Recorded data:
.....
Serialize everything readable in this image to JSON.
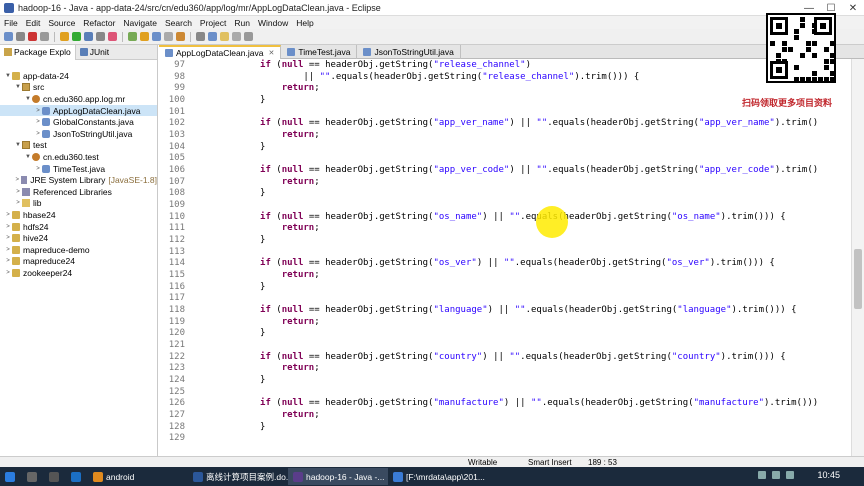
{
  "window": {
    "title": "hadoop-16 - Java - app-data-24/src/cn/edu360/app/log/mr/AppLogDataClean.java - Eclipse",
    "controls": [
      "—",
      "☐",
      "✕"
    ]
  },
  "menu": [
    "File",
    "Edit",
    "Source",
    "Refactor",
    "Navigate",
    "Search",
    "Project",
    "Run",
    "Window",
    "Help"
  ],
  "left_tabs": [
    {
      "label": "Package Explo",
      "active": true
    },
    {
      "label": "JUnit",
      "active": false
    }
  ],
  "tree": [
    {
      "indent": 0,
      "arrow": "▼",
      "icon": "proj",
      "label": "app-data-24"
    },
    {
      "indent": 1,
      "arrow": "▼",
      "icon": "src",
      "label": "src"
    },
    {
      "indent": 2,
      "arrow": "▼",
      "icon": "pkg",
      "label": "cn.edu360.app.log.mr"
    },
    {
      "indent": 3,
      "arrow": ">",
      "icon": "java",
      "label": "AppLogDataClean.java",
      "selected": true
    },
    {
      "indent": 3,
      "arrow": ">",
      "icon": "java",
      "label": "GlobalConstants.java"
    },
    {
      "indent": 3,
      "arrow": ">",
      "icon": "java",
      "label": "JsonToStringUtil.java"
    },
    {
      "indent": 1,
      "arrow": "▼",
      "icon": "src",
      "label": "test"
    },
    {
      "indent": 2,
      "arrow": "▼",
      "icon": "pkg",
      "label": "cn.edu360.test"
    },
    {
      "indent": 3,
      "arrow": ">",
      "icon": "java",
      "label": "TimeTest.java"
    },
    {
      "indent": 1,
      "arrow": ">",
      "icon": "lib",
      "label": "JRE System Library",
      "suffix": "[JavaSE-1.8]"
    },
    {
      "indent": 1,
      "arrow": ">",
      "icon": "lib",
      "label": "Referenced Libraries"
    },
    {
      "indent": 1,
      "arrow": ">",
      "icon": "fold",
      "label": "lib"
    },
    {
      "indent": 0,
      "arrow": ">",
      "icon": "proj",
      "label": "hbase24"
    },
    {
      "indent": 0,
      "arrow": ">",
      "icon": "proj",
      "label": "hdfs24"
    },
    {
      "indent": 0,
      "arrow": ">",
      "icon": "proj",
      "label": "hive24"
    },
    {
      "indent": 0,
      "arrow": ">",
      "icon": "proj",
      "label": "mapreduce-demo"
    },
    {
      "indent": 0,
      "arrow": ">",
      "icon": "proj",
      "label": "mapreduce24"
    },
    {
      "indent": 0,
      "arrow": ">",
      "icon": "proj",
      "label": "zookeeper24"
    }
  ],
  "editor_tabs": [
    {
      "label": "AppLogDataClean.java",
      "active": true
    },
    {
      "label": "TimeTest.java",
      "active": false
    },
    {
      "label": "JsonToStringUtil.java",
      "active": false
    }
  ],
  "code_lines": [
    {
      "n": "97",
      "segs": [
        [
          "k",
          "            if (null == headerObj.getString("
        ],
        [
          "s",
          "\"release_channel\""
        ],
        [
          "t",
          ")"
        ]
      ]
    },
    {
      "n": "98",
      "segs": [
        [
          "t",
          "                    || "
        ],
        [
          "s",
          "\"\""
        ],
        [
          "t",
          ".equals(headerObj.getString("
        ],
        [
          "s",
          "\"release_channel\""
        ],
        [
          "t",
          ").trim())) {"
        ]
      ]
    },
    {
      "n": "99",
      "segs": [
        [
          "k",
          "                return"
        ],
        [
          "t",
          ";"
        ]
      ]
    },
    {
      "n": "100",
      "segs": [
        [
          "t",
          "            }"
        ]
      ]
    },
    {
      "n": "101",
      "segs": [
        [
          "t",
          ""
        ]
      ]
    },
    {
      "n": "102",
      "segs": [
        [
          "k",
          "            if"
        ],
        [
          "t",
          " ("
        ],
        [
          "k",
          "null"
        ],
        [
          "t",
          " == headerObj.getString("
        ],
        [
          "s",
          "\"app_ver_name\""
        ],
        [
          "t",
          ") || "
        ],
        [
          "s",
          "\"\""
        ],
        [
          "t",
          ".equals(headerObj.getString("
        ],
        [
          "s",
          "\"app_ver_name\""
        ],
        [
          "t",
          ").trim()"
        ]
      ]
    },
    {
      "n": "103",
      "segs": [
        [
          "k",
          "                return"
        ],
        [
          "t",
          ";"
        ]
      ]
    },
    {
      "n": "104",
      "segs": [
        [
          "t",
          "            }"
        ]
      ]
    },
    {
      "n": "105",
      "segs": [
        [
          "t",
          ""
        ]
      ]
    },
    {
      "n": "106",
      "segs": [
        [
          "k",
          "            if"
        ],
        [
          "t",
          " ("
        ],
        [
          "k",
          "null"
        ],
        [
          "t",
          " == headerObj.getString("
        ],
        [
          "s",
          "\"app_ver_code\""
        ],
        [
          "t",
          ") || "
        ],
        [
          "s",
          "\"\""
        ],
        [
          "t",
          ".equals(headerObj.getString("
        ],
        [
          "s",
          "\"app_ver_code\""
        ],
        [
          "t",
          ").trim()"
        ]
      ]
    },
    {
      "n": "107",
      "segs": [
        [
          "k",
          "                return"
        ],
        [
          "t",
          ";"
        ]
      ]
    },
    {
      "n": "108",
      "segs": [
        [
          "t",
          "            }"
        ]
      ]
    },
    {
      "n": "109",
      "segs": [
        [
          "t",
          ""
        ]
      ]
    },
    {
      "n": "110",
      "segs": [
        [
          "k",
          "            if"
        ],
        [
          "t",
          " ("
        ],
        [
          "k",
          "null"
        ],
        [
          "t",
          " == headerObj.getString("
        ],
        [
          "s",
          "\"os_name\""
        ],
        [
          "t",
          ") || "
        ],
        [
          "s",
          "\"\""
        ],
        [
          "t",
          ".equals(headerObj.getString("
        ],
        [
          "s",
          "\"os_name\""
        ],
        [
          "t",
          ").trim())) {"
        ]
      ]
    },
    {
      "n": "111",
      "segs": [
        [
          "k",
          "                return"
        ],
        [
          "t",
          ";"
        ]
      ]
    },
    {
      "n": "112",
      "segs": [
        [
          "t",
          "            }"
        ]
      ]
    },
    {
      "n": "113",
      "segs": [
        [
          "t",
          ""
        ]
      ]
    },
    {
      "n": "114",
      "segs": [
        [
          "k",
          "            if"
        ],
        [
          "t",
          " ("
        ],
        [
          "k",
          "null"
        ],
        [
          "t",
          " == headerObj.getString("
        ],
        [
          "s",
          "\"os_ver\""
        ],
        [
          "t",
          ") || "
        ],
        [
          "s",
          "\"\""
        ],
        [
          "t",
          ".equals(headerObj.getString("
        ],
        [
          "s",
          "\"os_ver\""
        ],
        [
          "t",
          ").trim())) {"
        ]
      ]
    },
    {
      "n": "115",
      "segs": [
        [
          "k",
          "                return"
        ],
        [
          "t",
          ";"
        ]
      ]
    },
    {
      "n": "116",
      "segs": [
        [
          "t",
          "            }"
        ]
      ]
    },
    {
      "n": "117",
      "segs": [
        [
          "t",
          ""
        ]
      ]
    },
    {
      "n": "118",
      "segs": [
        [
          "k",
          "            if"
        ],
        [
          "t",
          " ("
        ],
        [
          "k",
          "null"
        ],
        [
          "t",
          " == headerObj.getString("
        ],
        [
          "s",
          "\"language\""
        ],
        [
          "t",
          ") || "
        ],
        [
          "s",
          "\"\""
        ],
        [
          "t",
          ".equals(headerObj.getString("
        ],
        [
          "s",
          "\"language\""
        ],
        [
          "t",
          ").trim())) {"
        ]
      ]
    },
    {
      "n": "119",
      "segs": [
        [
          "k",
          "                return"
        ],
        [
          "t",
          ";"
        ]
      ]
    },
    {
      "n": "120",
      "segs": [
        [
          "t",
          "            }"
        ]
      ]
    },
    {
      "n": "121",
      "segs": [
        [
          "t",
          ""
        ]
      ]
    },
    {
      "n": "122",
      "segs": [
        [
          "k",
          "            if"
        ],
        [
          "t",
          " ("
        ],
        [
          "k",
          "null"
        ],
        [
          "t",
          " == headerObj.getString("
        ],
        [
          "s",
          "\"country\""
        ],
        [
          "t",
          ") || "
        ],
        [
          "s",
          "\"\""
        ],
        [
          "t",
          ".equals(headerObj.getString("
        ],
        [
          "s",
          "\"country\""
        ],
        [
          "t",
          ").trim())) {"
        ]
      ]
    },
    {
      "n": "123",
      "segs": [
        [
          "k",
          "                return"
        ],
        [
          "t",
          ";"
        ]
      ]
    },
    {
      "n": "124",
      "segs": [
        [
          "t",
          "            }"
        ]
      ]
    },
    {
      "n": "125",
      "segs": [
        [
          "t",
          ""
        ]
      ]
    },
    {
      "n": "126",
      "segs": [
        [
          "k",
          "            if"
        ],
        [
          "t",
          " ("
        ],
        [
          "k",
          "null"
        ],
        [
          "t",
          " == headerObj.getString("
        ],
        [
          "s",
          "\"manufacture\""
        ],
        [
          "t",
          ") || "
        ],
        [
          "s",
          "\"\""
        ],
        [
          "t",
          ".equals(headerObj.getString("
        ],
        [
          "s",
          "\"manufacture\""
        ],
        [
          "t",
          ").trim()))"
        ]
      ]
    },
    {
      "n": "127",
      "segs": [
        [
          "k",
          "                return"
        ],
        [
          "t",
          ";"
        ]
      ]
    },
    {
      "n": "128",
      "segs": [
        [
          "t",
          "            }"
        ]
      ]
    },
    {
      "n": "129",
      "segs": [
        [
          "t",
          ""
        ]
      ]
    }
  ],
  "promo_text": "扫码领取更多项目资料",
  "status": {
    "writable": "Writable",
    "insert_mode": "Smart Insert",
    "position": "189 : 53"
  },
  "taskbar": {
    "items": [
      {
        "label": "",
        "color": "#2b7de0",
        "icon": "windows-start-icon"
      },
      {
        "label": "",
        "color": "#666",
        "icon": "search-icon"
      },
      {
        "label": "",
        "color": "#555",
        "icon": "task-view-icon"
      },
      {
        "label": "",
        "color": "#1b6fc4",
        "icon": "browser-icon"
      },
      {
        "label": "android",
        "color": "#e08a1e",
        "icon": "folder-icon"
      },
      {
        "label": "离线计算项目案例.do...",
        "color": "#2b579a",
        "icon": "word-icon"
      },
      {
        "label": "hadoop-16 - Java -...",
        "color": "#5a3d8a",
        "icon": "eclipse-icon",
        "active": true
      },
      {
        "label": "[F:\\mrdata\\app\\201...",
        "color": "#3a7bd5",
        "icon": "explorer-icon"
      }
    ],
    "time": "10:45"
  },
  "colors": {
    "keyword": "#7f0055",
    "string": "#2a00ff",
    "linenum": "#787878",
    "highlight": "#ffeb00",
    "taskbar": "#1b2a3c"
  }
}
.....
**Given instruction**
Within the data above, pick out all lines holding the word "TimeTest".

**Solution below**
      "label": "TimeTest.java"
      "label": "TimeTest.java",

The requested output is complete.